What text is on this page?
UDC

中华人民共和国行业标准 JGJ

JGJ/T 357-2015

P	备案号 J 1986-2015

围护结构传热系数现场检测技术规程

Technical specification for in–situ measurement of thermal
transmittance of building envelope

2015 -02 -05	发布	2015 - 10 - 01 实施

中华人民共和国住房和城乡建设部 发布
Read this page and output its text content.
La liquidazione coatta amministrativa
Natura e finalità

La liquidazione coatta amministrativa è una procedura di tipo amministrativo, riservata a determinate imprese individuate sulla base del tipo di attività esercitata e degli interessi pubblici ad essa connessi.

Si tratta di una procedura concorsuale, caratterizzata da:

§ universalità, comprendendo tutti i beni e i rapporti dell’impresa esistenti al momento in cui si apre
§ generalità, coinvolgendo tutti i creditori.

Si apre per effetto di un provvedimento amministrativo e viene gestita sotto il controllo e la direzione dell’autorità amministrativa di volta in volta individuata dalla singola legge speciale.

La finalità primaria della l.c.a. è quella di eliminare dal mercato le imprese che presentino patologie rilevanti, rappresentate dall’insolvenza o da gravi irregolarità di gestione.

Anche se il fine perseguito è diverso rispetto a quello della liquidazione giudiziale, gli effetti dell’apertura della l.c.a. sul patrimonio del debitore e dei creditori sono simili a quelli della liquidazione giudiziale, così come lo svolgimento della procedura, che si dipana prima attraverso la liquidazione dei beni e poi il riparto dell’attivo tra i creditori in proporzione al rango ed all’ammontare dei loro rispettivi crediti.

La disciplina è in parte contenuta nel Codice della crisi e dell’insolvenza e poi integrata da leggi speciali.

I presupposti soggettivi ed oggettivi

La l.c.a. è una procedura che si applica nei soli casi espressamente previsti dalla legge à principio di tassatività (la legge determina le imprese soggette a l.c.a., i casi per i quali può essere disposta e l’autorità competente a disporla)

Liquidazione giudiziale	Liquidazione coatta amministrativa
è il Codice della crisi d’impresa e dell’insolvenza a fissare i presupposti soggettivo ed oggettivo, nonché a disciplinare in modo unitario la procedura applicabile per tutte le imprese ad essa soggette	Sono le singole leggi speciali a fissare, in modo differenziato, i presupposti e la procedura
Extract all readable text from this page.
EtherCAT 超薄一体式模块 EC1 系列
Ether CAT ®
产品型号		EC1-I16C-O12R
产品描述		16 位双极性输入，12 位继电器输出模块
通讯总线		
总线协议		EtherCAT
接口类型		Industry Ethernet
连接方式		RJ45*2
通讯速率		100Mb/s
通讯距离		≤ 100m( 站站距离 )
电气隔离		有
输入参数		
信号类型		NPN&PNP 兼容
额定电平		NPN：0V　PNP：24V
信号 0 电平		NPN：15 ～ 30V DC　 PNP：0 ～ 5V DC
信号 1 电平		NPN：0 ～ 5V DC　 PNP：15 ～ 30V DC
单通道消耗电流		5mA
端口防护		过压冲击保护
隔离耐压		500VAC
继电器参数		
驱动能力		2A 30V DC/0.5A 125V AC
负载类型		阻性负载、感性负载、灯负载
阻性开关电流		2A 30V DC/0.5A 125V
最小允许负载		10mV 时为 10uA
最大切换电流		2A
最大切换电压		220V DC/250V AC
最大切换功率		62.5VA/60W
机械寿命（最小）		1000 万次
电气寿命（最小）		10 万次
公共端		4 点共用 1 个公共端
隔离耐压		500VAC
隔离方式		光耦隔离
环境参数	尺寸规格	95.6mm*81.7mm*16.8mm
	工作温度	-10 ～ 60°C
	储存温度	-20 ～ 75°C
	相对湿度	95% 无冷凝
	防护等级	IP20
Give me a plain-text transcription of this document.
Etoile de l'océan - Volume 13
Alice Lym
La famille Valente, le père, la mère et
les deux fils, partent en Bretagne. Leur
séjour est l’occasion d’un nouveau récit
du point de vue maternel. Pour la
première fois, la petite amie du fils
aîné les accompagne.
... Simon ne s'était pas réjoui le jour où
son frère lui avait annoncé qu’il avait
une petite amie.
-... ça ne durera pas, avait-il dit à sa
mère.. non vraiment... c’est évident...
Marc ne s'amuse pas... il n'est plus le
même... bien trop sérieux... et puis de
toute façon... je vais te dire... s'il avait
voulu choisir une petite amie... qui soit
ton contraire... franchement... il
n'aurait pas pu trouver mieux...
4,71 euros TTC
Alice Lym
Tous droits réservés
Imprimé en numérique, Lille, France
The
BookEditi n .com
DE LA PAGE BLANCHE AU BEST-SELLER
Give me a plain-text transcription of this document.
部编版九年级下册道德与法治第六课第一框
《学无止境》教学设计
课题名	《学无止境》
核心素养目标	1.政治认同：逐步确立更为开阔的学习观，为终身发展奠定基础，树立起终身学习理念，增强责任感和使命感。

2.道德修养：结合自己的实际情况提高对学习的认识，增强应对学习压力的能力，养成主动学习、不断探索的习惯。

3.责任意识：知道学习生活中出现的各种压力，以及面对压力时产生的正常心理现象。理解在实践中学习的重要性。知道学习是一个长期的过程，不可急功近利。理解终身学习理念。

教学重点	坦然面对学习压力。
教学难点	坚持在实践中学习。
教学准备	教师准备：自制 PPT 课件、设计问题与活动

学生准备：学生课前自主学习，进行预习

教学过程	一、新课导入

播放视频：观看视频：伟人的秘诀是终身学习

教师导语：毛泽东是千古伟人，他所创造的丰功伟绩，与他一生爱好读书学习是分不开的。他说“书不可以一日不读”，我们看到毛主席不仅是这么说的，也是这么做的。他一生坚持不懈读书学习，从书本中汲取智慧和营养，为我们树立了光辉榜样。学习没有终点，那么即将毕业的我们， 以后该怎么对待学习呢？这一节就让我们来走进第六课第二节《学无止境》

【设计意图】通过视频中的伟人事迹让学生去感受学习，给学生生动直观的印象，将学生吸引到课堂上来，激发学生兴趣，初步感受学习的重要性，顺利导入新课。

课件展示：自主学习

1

Task statement: Transcribe the records above exactly as they appear.

Answer to the problem:
What text is on this page?
UDC

中华人民共和国行业标准 JGJ

JGJ/T 357-2015

P	备案号 J 1986-2015

围护结构传热系数现场检测技术规程

Technical specification for in–situ measurement of thermal
transmittance of building envelope

2015 -02 -05	发布	2015 - 10 - 01 实施

中华人民共和国住房和城乡建设部 发布
Read this page and output its text content.
La liquidazione coatta amministrativa
Natura e finalità

La liquidazione coatta amministrativa è una procedura di tipo amministrativo, riservata a determinate imprese individuate sulla base del tipo di attività esercitata e degli interessi pubblici ad essa connessi.

Si tratta di una procedura concorsuale, caratterizzata da:

§ universalità, comprendendo tutti i beni e i rapporti dell’impresa esistenti al momento in cui si apre
§ generalità, coinvolgendo tutti i creditori.

Si apre per effetto di un provvedimento amministrativo e viene gestita sotto il controllo e la direzione dell’autorità amministrativa di volta in volta individuata dalla singola legge speciale.

La finalità primaria della l.c.a. è quella di eliminare dal mercato le imprese che presentino patologie rilevanti, rappresentate dall’insolvenza o da gravi irregolarità di gestione.

Anche se il fine perseguito è diverso rispetto a quello della liquidazione giudiziale, gli effetti dell’apertura della l.c.a. sul patrimonio del debitore e dei creditori sono simili a quelli della liquidazione giudiziale, così come lo svolgimento della procedura, che si dipana prima attraverso la liquidazione dei beni e poi il riparto dell’attivo tra i creditori in proporzione al rango ed all’ammontare dei loro rispettivi crediti.

La disciplina è in parte contenuta nel Codice della crisi e dell’insolvenza e poi integrata da leggi speciali.

I presupposti soggettivi ed oggettivi

La l.c.a. è una procedura che si applica nei soli casi espressamente previsti dalla legge à principio di tassatività (la legge determina le imprese soggette a l.c.a., i casi per i quali può essere disposta e l’autorità competente a disporla)

Liquidazione giudiziale	Liquidazione coatta amministrativa
è il Codice della crisi d’impresa e dell’insolvenza a fissare i presupposti soggettivo ed oggettivo, nonché a disciplinare in modo unitario la procedura applicabile per tutte le imprese ad essa soggette	Sono le singole leggi speciali a fissare, in modo differenziato, i presupposti e la procedura
Extract all readable text from this page.
EtherCAT 超薄一体式模块 EC1 系列
Ether CAT ®
产品型号		EC1-I16C-O12R
产品描述		16 位双极性输入，12 位继电器输出模块
通讯总线		
总线协议		EtherCAT
接口类型		Industry Ethernet
连接方式		RJ45*2
通讯速率		100Mb/s
通讯距离		≤ 100m( 站站距离 )
电气隔离		有
输入参数		
信号类型		NPN&PNP 兼容
额定电平		NPN：0V　PNP：24V
信号 0 电平		NPN：15 ～ 30V DC　 PNP：0 ～ 5V DC
信号 1 电平		NPN：0 ～ 5V DC　 PNP：15 ～ 30V DC
单通道消耗电流		5mA
端口防护		过压冲击保护
隔离耐压		500VAC
继电器参数		
驱动能力		2A 30V DC/0.5A 125V AC
负载类型		阻性负载、感性负载、灯负载
阻性开关电流		2A 30V DC/0.5A 125V
最小允许负载		10mV 时为 10uA
最大切换电流		2A
最大切换电压		220V DC/250V AC
最大切换功率		62.5VA/60W
机械寿命（最小）		1000 万次
电气寿命（最小）		10 万次
公共端		4 点共用 1 个公共端
隔离耐压		500VAC
隔离方式		光耦隔离
环境参数	尺寸规格	95.6mm*81.7mm*16.8mm
	工作温度	-10 ～ 60°C
	储存温度	-20 ～ 75°C
	相对湿度	95% 无冷凝
	防护等级	IP20
Give me a plain-text transcription of this document.
Etoile de l'océan - Volume 13
Alice Lym
La famille Valente, le père, la mère et
les deux fils, partent en Bretagne. Leur
séjour est l’occasion d’un nouveau récit
du point de vue maternel. Pour la
première fois, la petite amie du fils
aîné les accompagne.
... Simon ne s'était pas réjoui le jour où
son frère lui avait annoncé qu’il avait
une petite amie.
-... ça ne durera pas, avait-il dit à sa
mère.. non vraiment... c’est évident...
Marc ne s'amuse pas... il n'est plus le
même... bien trop sérieux... et puis de
toute façon... je vais te dire... s'il avait
voulu choisir une petite amie... qui soit
ton contraire... franchement... il
n'aurait pas pu trouver mieux...
4,71 euros TTC
Alice Lym
Tous droits réservés
Imprimé en numérique, Lille, France
The
BookEditi n .com
DE LA PAGE BLANCHE AU BEST-SELLER
Give me a plain-text transcription of this document.
部编版九年级下册道德与法治第六课第一框
《学无止境》教学设计
课题名	《学无止境》
核心素养目标	1.政治认同：逐步确立更为开阔的学习观，为终身发展奠定基础，树立起终身学习理念，增强责任感和使命感。

2.道德修养：结合自己的实际情况提高对学习的认识，增强应对学习压力的能力，养成主动学习、不断探索的习惯。

3.责任意识：知道学习生活中出现的各种压力，以及面对压力时产生的正常心理现象。理解在实践中学习的重要性。知道学习是一个长期的过程，不可急功近利。理解终身学习理念。

教学重点	坦然面对学习压力。
教学难点	坚持在实践中学习。
教学准备	教师准备：自制 PPT 课件、设计问题与活动

学生准备：学生课前自主学习，进行预习

教学过程	一、新课导入

播放视频：观看视频：伟人的秘诀是终身学习

教师导语：毛泽东是千古伟人，他所创造的丰功伟绩，与他一生爱好读书学习是分不开的。他说“书不可以一日不读”，我们看到毛主席不仅是这么说的，也是这么做的。他一生坚持不懈读书学习，从书本中汲取智慧和营养，为我们树立了光辉榜样。学习没有终点，那么即将毕业的我们， 以后该怎么对待学习呢？这一节就让我们来走进第六课第二节《学无止境》

【设计意图】通过视频中的伟人事迹让学生去感受学习，给学生生动直观的印象，将学生吸引到课堂上来，激发学生兴趣，初步感受学习的重要性，顺利导入新课。

课件展示：自主学习

1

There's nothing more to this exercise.